* _Problem details_: Print all entries word for word.

* _Entries supplied_:
/---
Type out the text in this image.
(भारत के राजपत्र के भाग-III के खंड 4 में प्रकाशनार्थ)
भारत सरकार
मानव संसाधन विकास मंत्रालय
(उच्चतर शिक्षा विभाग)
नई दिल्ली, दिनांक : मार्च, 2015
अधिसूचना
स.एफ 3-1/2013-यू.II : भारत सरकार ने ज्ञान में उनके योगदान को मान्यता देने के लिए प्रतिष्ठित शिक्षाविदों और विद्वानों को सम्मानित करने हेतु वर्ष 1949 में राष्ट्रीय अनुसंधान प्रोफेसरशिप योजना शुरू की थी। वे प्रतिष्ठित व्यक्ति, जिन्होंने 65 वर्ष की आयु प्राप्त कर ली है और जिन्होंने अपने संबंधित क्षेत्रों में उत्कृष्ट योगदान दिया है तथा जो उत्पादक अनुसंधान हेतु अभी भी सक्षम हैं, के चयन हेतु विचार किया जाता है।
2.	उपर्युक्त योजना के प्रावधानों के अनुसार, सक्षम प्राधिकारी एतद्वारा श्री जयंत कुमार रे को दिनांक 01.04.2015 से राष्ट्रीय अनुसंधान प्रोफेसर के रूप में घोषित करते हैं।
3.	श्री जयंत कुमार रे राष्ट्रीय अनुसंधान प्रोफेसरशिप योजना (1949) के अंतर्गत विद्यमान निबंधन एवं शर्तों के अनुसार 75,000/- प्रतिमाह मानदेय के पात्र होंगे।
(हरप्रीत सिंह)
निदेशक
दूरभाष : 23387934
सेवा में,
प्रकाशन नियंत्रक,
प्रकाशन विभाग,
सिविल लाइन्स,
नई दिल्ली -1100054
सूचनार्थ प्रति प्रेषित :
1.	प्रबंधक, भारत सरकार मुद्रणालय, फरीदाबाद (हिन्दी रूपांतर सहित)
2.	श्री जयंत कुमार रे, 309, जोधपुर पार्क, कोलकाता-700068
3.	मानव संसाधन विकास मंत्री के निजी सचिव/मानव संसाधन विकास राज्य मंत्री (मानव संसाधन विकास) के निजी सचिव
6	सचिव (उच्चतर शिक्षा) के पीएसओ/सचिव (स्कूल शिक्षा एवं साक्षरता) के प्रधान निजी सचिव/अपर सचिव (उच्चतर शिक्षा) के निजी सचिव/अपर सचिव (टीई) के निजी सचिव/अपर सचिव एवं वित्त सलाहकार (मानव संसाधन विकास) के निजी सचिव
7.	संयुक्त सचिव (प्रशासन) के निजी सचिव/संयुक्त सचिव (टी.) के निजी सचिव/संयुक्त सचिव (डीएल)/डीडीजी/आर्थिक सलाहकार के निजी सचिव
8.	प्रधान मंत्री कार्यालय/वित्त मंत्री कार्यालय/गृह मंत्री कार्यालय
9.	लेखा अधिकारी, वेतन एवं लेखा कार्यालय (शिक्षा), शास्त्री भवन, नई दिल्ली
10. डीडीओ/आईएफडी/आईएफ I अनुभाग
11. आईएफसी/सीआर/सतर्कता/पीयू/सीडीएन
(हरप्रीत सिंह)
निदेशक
\---
* _The reply_:
Type out the text in this image.
(भारत के राजपत्र के भाग-III के खंड 4 में प्रकाशनार्थ)
भारत सरकार
मानव संसाधन विकास मंत्रालय
(उच्चतर शिक्षा विभाग)
नई दिल्ली, दिनांक : मार्च, 2015
अधिसूचना
स.एफ 3-1/2013-यू.II : भारत सरकार ने ज्ञान में उनके योगदान को मान्यता देने के लिए प्रतिष्ठित शिक्षाविदों और विद्वानों को सम्मानित करने हेतु वर्ष 1949 में राष्ट्रीय अनुसंधान प्रोफेसरशिप योजना शुरू की थी। वे प्रतिष्ठित व्यक्ति, जिन्होंने 65 वर्ष की आयु प्राप्त कर ली है और जिन्होंने अपने संबंधित क्षेत्रों में उत्कृष्ट योगदान दिया है तथा जो उत्पादक अनुसंधान हेतु अभी भी सक्षम हैं, के चयन हेतु विचार किया जाता है।
2.	उपर्युक्त योजना के प्रावधानों के अनुसार, सक्षम प्राधिकारी एतद्वारा श्री जयंत कुमार रे को दिनांक 01.04.2015 से राष्ट्रीय अनुसंधान प्रोफेसर के रूप में घोषित करते हैं।
3.	श्री जयंत कुमार रे राष्ट्रीय अनुसंधान प्रोफेसरशिप योजना (1949) के अंतर्गत विद्यमान निबंधन एवं शर्तों के अनुसार 75,000/- प्रतिमाह मानदेय के पात्र होंगे।
(हरप्रीत सिंह)
निदेशक
दूरभाष : 23387934
सेवा में,
प्रकाशन नियंत्रक,
प्रकाशन विभाग,
सिविल लाइन्स,
नई दिल्ली -1100054
सूचनार्थ प्रति प्रेषित :
1.	प्रबंधक, भारत सरकार मुद्रणालय, फरीदाबाद (हिन्दी रूपांतर सहित)
2.	श्री जयंत कुमार रे, 309, जोधपुर पार्क, कोलकाता-700068
3.	मानव संसाधन विकास मंत्री के निजी सचिव/मानव संसाधन विकास राज्य मंत्री (मानव संसाधन विकास) के निजी सचिव
6	सचिव (उच्चतर शिक्षा) के पीएसओ/सचिव (स्कूल शिक्षा एवं साक्षरता) के प्रधान निजी सचिव/अपर सचिव (उच्चतर शिक्षा) के निजी सचिव/अपर सचिव (टीई) के निजी सचिव/अपर सचिव एवं वित्त सलाहकार (मानव संसाधन विकास) के निजी सचिव
7.	संयुक्त सचिव (प्रशासन) के निजी सचिव/संयुक्त सचिव (टी.) के निजी सचिव/संयुक्त सचिव (डीएल)/डीडीजी/आर्थिक सलाहकार के निजी सचिव
8.	प्रधान मंत्री कार्यालय/वित्त मंत्री कार्यालय/गृह मंत्री कार्यालय
9.	लेखा अधिकारी, वेतन एवं लेखा कार्यालय (शिक्षा), शास्त्री भवन, नई दिल्ली
10. डीडीओ/आईएफडी/आईएफ I अनुभाग
11. आईएफसी/सीआर/सतर्कता/पीयू/सीडीएन
(हरप्रीत सिंह)
निदेशक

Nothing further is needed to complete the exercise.